Requirements: Pull every line holding the string "والده" from the records below.

The data:
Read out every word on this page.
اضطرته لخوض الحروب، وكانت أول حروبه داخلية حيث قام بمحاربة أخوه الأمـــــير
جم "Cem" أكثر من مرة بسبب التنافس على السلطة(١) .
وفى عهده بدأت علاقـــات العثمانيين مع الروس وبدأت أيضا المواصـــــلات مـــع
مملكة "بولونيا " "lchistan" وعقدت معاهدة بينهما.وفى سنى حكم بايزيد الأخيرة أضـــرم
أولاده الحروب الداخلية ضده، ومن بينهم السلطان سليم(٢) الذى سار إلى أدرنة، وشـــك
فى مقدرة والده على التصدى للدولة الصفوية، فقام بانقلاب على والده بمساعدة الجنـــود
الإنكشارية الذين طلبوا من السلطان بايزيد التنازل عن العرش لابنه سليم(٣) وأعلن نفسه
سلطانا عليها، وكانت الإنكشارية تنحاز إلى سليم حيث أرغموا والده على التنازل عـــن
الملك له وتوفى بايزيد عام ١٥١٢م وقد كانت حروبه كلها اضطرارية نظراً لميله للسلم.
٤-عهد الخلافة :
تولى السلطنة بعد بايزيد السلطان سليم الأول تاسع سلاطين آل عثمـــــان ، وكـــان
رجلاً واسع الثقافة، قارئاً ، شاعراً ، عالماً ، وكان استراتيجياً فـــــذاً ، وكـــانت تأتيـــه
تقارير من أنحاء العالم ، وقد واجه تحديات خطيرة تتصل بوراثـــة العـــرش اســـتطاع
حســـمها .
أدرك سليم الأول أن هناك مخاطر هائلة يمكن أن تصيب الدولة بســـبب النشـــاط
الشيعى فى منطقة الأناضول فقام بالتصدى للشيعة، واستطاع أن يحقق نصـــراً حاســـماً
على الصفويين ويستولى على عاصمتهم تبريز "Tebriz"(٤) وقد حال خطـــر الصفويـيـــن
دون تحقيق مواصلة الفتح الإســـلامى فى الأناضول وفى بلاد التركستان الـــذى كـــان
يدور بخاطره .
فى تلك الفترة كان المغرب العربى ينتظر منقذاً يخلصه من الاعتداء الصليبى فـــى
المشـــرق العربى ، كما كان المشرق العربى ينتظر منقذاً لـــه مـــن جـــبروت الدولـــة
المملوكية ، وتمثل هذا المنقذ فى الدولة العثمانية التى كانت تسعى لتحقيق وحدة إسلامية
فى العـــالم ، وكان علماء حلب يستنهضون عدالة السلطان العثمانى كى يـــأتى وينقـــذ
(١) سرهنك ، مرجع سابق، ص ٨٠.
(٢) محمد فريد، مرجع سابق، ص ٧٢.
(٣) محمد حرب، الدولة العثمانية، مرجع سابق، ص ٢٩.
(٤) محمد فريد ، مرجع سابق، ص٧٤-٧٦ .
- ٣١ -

Exercise response:
فى مقدرة والده على التصدى للدولة الصفوية، فقام بانقلاب على والده بمساعدة الجنـــود
سلطانا عليها، وكانت الإنكشارية تنحاز إلى سليم حيث أرغموا والده على التنازل عـــن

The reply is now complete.